TO DO
Restate the entries word for word, omitting nothing.
## BEGIN
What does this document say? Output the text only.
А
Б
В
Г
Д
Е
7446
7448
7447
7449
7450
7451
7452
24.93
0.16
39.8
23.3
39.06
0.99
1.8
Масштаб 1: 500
## END
ANSWER BELOW
What does this document say? Output the text only.
А
Б
В
Г
Д
Е
7446
7448
7447
7449
7450
7451
7452
24.93
0.16
39.8
23.3
39.06
0.99
1.8
Масштаб 1: 500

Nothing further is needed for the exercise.